Give only the count of lines containing "left".

---------- Information provided ----------

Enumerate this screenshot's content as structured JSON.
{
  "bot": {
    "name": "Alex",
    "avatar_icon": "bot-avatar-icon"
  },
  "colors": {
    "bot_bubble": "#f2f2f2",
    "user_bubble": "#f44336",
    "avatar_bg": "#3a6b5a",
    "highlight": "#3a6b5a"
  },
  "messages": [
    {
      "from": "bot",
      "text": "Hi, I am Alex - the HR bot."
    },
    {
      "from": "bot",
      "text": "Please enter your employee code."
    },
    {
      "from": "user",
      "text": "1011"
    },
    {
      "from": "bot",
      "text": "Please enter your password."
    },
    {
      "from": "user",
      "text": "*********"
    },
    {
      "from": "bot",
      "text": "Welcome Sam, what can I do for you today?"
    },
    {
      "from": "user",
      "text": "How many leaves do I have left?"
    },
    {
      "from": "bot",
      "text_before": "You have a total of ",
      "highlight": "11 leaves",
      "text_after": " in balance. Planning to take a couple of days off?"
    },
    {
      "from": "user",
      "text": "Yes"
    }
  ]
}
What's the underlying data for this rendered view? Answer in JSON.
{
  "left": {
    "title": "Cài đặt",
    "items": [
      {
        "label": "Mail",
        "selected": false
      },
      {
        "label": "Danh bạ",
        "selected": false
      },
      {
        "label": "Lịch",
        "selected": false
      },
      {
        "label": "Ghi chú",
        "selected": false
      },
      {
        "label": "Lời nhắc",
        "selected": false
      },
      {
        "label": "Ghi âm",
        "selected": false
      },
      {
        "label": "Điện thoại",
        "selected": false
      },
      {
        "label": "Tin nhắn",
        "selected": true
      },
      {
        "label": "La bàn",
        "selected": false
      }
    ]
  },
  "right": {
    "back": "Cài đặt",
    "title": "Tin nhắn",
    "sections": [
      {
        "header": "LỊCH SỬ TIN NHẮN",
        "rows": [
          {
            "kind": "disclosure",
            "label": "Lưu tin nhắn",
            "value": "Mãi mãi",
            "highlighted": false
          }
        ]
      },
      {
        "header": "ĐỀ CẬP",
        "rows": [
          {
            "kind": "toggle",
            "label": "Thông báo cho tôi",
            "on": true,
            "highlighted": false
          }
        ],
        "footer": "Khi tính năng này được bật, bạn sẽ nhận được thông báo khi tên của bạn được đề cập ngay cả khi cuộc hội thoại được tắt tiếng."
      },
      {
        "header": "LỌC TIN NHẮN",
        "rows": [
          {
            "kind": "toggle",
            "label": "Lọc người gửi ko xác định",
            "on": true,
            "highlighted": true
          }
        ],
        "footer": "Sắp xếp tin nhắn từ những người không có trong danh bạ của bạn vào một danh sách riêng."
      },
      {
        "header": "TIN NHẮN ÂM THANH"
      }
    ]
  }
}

----------

> Exercise solution:
2